== INSTRUCTIONS FOR THE TASK ==
Below are the entries; state how many of their lines contain the string "structured", and nothing more.

== EXTRACTED ENTRIES ==
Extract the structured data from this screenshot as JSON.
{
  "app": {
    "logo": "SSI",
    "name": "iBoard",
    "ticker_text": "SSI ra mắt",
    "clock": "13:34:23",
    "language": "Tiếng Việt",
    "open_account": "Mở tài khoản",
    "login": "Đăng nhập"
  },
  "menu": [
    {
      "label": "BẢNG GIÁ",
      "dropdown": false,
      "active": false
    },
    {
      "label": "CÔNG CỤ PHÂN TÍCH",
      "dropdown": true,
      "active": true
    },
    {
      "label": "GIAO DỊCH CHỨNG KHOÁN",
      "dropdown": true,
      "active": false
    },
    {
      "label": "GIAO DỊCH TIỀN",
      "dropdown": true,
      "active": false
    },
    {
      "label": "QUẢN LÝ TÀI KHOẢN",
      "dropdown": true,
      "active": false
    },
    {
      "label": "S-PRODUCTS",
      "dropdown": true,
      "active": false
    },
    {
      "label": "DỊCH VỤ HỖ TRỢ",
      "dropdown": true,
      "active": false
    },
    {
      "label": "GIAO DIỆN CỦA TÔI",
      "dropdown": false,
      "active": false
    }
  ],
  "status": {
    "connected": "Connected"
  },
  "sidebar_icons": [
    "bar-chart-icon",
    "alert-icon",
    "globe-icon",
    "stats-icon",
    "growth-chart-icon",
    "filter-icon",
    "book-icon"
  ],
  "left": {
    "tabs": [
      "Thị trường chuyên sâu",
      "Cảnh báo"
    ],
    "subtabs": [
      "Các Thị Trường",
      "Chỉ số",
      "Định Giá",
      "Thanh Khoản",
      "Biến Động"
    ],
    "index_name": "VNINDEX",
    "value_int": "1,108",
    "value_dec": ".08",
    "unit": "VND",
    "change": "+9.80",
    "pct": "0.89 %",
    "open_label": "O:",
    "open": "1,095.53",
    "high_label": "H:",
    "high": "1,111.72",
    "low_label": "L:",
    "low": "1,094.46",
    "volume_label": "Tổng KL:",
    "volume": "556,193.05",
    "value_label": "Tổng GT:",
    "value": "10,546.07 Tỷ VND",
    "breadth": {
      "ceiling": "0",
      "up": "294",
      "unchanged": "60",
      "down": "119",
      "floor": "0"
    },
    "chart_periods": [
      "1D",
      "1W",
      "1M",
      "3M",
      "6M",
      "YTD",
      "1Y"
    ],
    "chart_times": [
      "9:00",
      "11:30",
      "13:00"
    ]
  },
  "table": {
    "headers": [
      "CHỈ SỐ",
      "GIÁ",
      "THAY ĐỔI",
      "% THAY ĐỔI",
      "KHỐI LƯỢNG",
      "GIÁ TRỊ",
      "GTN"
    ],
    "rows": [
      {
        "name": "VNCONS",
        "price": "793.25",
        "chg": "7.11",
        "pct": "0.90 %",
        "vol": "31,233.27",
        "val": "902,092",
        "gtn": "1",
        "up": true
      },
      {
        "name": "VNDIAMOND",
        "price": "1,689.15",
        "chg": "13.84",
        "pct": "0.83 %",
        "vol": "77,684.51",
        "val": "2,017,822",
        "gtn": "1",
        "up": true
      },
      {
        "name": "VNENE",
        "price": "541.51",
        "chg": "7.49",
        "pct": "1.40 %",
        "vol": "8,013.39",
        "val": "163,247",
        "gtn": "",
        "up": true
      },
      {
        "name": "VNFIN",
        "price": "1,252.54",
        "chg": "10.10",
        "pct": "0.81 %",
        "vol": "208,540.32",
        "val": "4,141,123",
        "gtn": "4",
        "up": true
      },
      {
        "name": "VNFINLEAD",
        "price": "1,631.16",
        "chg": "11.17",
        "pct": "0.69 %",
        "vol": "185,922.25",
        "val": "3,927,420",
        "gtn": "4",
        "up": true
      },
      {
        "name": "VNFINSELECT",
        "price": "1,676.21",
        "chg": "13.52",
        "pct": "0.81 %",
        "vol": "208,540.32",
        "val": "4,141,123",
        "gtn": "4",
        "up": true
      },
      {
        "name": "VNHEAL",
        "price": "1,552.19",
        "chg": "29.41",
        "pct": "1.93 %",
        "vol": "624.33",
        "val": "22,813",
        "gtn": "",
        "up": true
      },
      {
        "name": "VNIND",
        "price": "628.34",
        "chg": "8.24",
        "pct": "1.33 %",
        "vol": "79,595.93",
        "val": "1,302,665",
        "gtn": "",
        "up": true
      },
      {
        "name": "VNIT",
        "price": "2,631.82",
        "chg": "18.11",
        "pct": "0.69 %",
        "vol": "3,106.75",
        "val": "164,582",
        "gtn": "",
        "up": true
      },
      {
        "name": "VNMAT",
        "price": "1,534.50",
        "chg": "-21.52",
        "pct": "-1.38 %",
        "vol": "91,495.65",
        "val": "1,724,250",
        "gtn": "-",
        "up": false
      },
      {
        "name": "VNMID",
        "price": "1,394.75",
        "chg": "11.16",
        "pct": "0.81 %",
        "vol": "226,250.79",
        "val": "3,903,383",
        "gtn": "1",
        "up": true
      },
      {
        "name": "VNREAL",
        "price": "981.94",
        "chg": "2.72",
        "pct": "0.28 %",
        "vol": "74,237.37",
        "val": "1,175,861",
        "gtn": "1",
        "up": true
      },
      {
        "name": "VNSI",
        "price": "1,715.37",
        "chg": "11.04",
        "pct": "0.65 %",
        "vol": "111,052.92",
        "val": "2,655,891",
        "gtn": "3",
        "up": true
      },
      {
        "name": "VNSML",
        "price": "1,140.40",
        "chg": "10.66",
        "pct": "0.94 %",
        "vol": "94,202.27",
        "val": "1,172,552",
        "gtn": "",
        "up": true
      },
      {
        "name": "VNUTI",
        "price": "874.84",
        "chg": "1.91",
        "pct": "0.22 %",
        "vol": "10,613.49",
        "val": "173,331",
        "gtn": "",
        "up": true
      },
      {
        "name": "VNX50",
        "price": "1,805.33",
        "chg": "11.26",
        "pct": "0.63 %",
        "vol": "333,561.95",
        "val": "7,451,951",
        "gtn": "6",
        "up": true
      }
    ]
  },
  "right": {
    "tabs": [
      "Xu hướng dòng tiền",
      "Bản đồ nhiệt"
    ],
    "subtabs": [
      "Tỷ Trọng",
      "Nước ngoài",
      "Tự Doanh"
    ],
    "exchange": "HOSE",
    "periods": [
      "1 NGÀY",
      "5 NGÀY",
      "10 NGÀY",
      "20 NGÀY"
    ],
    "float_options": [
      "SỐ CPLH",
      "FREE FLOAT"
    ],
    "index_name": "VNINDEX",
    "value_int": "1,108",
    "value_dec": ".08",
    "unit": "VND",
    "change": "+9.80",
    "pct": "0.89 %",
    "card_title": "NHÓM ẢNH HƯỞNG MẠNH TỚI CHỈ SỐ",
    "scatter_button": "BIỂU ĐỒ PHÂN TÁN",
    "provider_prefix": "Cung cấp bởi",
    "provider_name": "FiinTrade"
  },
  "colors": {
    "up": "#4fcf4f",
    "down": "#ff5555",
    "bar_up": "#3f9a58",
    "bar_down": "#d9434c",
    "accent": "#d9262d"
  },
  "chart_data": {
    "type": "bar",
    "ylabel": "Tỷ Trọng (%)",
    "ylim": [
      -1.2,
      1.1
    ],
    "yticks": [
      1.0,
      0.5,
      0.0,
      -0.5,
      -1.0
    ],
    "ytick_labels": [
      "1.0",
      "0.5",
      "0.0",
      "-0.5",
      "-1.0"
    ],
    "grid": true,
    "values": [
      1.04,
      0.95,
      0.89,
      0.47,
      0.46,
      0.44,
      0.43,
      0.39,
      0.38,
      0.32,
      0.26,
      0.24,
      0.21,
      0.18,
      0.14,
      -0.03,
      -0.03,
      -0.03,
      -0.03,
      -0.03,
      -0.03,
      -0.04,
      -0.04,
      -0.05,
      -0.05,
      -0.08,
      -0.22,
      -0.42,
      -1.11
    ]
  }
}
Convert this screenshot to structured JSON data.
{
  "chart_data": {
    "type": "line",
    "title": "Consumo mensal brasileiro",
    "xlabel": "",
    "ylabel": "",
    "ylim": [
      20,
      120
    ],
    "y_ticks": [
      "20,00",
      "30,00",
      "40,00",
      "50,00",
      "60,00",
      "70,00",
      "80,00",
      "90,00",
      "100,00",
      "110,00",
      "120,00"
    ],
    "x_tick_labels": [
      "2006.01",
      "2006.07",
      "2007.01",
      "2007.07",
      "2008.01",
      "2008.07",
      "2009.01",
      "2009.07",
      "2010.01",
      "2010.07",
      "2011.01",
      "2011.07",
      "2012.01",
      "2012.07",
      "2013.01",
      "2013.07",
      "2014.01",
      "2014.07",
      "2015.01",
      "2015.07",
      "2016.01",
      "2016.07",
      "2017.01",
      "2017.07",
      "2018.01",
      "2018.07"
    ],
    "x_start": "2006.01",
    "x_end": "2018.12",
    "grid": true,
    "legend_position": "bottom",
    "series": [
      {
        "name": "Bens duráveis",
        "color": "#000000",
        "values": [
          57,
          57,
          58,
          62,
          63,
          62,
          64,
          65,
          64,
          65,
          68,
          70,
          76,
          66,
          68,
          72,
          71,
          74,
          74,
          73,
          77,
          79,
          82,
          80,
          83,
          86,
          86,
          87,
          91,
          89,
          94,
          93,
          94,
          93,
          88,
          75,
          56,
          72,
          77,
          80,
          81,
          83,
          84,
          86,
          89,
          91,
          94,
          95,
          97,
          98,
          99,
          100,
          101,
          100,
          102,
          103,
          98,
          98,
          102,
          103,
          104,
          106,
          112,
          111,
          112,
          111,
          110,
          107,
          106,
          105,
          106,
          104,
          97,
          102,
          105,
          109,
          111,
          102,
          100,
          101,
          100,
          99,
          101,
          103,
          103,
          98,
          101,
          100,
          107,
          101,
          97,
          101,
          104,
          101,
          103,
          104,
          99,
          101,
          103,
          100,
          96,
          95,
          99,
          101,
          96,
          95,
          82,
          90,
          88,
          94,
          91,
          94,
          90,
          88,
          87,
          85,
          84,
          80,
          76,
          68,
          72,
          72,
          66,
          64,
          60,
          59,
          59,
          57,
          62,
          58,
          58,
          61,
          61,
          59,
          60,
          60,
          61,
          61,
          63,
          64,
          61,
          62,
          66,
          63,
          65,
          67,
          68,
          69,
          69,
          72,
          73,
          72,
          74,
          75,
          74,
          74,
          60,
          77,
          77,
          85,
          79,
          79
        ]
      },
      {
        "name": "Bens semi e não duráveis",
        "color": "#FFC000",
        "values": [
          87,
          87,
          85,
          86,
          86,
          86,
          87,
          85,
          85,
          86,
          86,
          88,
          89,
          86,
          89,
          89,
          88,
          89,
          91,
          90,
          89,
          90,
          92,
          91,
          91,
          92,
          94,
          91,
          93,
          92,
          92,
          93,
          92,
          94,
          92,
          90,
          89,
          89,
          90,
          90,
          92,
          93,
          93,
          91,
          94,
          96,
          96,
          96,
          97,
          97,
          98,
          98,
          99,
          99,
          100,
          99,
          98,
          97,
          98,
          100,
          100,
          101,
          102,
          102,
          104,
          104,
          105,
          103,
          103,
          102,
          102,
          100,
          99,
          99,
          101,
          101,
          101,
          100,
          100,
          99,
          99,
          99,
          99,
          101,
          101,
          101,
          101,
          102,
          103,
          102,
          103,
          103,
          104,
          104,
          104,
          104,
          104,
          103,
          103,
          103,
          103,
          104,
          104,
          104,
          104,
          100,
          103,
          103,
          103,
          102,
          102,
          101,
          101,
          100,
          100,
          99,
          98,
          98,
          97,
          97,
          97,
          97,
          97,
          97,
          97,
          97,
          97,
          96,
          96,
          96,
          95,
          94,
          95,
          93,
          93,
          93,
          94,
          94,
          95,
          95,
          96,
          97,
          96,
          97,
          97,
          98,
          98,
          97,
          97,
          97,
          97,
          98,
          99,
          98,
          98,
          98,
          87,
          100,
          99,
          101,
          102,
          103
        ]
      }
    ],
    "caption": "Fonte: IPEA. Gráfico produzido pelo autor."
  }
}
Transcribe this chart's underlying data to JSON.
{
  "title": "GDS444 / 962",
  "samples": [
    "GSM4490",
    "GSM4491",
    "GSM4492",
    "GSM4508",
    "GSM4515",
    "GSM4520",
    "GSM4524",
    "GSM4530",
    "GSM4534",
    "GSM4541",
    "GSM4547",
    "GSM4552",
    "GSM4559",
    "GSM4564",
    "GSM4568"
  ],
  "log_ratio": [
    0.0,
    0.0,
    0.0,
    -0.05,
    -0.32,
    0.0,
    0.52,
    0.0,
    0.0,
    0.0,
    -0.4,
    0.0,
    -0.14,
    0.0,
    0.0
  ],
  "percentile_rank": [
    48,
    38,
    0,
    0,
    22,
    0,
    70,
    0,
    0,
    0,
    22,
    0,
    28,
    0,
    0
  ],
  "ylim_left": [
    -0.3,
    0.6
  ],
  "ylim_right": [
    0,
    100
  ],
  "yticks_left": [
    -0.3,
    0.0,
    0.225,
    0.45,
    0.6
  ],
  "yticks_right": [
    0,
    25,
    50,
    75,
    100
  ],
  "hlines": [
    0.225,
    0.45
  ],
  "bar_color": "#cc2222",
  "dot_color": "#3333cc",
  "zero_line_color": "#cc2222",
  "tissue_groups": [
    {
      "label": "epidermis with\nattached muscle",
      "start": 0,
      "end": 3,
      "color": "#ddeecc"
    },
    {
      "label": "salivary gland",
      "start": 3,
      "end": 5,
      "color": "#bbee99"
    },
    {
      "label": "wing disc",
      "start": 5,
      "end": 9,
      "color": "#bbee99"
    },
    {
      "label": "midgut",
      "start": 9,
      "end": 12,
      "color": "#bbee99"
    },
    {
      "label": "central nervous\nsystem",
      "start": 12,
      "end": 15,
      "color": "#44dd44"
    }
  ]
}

== TASK RESULT ==
2